─── Source records
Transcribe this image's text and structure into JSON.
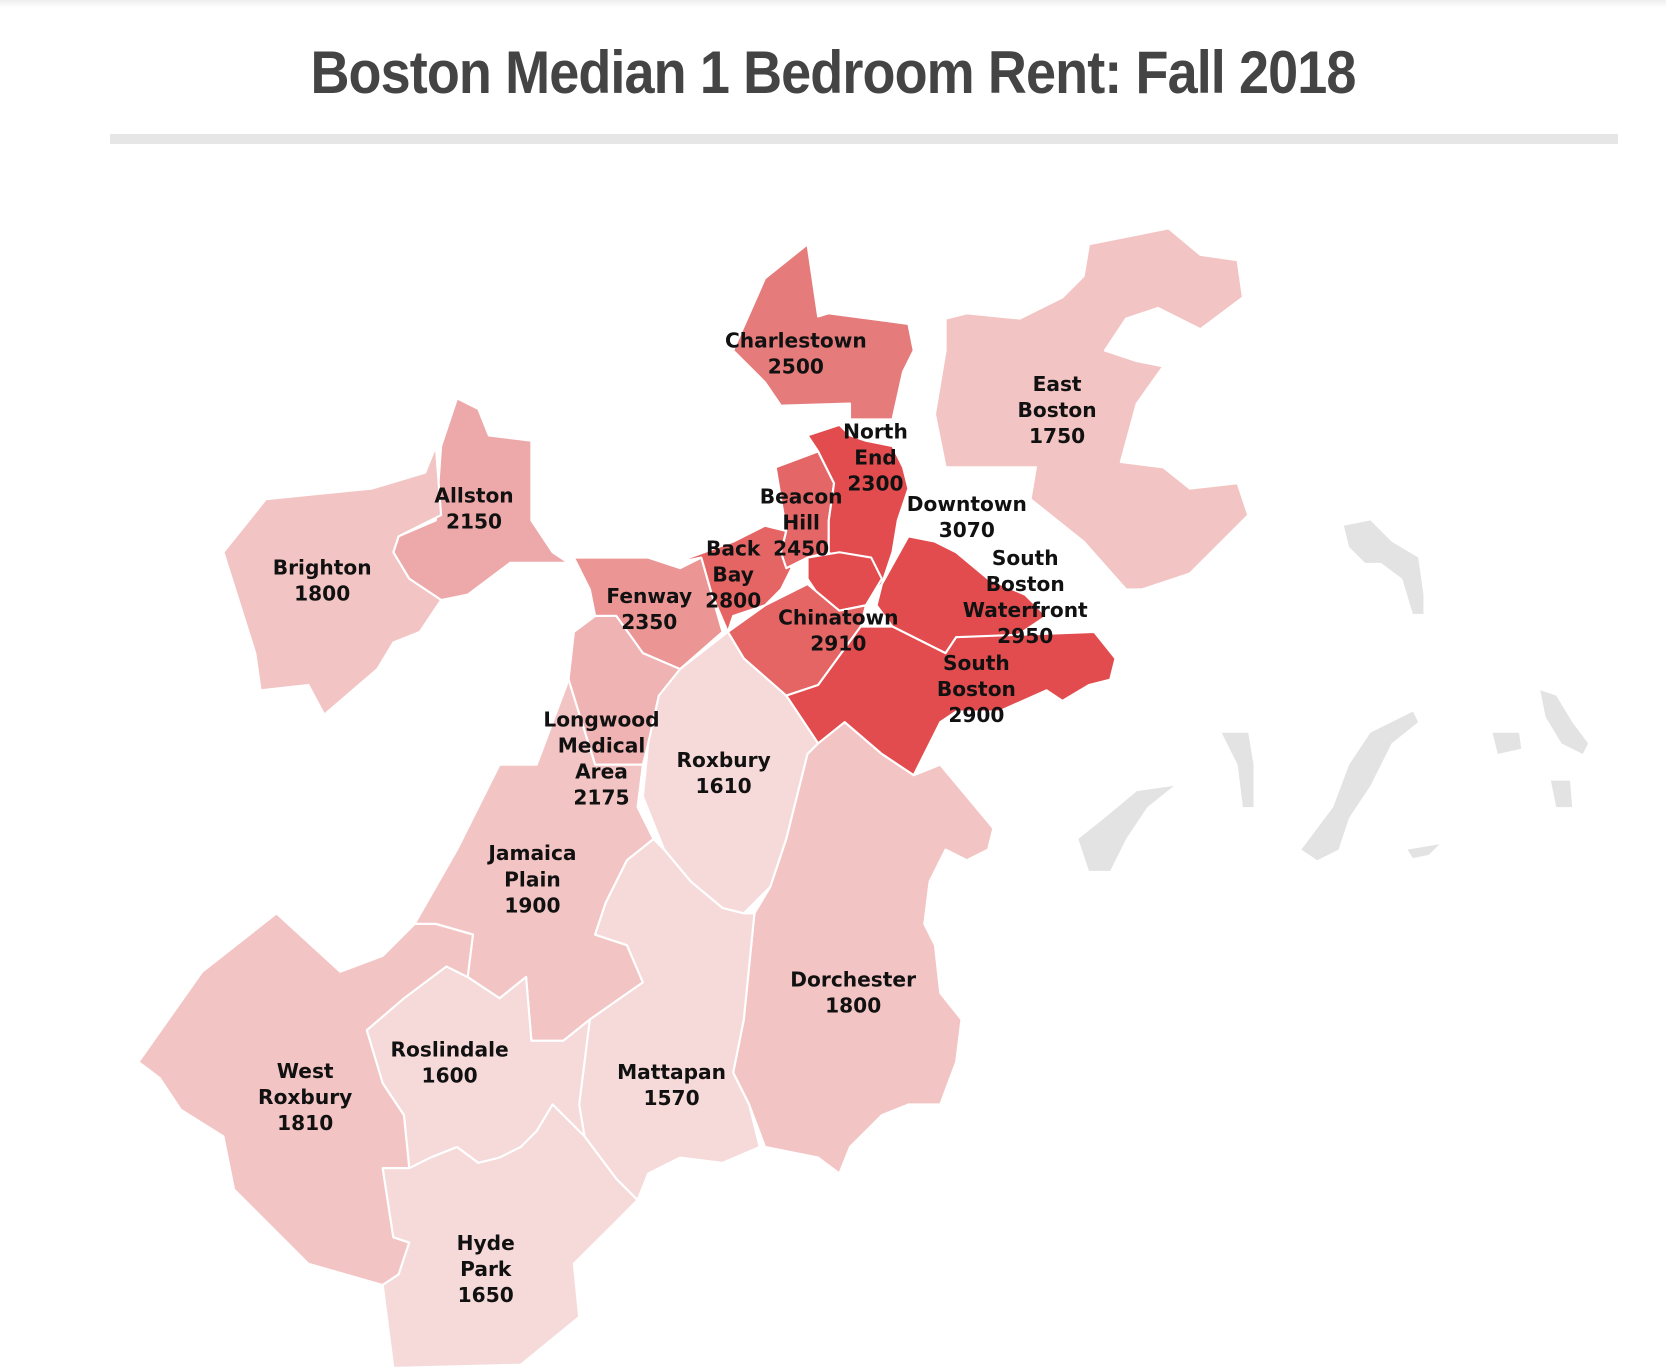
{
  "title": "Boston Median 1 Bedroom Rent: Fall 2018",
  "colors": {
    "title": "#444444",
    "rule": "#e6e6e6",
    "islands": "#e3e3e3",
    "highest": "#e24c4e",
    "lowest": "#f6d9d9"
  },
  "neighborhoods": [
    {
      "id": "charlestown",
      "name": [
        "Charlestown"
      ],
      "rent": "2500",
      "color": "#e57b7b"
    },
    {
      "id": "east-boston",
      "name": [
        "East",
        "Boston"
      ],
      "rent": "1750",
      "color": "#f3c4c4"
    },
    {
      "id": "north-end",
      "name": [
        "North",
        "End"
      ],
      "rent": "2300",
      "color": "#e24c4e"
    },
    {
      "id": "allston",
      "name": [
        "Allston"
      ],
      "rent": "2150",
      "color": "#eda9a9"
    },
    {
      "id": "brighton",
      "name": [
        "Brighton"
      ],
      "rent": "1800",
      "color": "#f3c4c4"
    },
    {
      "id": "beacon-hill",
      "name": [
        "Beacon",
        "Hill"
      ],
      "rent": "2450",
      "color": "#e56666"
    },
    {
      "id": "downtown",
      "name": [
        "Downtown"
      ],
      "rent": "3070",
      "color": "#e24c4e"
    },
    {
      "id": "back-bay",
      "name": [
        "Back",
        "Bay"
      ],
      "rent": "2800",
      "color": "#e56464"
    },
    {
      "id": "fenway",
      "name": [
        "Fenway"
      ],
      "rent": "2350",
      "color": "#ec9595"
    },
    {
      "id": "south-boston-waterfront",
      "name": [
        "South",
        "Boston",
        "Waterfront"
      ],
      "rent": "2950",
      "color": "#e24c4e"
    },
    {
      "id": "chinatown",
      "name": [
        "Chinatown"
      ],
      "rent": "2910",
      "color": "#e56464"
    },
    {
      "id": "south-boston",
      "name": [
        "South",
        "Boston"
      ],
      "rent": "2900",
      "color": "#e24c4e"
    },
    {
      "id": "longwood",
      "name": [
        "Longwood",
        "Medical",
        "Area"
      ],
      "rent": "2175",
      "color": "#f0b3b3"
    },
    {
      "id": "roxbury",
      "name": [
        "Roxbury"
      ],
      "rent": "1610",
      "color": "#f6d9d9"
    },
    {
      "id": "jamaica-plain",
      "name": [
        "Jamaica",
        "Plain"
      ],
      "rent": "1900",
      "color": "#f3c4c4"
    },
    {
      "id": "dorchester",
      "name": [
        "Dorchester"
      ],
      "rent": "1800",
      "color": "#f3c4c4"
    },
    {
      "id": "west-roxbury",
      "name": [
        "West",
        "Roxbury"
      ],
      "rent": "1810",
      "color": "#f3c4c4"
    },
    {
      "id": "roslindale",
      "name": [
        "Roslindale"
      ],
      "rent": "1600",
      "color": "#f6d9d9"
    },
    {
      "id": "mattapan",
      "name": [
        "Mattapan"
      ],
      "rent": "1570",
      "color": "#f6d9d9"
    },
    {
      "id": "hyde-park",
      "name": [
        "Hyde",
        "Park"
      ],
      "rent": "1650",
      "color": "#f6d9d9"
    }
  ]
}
──────
─── Source records
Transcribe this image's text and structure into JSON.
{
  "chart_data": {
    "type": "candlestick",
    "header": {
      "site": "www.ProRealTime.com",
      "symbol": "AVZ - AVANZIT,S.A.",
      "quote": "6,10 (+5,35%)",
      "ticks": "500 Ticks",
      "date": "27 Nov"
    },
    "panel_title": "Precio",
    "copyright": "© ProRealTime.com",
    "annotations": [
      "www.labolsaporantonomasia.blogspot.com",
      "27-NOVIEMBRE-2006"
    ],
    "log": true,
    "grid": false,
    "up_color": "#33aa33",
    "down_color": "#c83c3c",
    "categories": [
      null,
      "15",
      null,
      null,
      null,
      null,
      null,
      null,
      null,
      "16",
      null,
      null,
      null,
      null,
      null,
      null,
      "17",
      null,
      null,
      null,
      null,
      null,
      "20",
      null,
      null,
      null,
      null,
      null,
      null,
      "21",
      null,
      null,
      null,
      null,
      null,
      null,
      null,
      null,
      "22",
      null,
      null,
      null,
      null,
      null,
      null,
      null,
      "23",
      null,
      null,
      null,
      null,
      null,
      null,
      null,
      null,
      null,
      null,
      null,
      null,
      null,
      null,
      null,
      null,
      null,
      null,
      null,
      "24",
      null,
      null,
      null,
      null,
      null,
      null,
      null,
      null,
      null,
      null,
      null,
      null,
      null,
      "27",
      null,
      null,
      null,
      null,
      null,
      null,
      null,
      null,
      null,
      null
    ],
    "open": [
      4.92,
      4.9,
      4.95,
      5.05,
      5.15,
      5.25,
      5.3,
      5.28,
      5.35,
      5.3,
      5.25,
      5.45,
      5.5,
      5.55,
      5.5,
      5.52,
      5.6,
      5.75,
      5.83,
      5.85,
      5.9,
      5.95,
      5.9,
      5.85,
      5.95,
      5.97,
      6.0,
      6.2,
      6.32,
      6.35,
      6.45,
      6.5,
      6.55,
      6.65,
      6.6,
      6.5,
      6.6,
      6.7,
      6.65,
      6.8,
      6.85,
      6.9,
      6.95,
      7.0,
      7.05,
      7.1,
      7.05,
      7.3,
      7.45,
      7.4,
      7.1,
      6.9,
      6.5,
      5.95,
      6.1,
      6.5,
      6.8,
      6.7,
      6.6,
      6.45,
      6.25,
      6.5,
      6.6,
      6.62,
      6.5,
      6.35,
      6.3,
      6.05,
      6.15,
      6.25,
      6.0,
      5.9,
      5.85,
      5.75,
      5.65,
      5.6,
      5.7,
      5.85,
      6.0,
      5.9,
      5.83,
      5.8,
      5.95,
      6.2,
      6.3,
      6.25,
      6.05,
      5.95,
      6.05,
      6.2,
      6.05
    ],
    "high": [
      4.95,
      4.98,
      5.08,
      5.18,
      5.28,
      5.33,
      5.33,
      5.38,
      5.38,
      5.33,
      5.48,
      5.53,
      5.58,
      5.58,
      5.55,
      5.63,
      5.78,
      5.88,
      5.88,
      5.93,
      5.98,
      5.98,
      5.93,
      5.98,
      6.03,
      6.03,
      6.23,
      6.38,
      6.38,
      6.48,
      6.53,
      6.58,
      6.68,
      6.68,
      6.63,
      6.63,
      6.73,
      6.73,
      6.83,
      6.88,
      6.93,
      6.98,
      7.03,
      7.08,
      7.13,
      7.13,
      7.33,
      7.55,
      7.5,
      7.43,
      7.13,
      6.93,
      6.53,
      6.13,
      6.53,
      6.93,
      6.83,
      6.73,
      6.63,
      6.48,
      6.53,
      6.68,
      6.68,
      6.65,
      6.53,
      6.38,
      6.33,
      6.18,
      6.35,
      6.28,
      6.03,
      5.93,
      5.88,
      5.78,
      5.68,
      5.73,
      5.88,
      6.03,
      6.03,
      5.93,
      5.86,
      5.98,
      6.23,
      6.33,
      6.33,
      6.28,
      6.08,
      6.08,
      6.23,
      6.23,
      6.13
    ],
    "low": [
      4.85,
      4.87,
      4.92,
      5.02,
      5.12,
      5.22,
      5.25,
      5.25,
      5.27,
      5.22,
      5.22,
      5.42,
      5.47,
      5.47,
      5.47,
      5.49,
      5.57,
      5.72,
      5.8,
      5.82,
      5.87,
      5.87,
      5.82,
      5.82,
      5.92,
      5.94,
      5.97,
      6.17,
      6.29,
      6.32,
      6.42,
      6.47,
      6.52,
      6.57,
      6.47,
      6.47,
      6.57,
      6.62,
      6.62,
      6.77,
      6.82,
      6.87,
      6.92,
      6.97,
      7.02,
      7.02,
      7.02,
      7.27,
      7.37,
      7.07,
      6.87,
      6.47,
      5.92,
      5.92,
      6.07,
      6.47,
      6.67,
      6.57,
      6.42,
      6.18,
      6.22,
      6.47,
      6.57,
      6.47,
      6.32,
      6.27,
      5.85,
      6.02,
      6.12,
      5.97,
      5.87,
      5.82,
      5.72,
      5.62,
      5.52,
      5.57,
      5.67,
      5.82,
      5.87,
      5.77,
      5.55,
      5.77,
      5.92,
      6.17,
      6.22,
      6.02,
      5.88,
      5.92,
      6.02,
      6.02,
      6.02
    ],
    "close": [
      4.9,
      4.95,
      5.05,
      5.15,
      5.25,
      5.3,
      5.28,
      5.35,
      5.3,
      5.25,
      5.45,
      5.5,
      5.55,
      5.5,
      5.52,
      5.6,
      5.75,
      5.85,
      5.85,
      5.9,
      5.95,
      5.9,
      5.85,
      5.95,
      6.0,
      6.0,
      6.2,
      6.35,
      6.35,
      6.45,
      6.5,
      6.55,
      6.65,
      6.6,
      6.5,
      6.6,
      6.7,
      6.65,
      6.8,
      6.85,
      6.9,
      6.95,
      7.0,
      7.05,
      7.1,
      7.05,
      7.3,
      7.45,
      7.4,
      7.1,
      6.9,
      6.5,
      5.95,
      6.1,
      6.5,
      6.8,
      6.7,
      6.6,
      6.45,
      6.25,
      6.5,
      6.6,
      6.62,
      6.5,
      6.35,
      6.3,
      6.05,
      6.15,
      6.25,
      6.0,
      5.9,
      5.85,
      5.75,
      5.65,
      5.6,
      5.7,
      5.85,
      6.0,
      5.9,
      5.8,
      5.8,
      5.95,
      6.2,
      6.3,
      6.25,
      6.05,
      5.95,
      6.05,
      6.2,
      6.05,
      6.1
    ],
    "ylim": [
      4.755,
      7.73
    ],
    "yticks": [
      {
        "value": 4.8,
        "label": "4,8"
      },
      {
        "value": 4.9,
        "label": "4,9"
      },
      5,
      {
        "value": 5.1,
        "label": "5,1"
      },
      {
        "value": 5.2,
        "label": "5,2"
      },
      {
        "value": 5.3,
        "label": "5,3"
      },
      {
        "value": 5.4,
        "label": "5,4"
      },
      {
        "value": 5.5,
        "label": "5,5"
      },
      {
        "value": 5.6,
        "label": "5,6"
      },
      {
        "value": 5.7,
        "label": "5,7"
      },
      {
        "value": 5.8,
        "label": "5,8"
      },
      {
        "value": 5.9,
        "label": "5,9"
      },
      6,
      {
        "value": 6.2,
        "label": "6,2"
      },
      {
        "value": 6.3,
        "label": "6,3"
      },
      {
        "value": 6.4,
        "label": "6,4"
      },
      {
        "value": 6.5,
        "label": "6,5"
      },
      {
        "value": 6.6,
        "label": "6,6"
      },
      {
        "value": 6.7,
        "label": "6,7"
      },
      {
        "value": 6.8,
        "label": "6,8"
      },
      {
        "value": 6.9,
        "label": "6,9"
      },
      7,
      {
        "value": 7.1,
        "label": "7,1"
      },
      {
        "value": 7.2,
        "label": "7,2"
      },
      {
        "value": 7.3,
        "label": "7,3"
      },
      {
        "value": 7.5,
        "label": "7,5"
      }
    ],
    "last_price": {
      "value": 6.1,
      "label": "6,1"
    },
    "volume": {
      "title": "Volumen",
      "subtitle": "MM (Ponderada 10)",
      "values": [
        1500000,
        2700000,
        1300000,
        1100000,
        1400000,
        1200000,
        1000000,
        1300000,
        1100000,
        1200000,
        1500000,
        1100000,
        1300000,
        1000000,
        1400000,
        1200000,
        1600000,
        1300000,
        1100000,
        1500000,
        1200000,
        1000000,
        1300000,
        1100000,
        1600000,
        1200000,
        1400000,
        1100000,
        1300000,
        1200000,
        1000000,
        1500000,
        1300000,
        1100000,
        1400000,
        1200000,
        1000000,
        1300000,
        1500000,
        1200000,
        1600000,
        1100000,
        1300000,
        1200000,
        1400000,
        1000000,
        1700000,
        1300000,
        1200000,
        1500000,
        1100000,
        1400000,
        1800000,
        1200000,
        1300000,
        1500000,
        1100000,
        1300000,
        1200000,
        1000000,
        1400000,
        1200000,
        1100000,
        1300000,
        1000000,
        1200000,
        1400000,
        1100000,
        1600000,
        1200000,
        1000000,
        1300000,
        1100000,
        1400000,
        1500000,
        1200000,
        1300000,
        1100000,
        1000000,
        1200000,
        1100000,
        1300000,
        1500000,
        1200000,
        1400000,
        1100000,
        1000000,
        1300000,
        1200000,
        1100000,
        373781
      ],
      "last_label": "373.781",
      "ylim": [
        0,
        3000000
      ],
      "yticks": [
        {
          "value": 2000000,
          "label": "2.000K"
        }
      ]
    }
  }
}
──────
__What needs to be done__. Write out every line of the preceding listing that contains "ProRealTime".

__Solved exercise__.
      "site": "www.ProRealTime.com",
    "copyright": "© ProRealTime.com",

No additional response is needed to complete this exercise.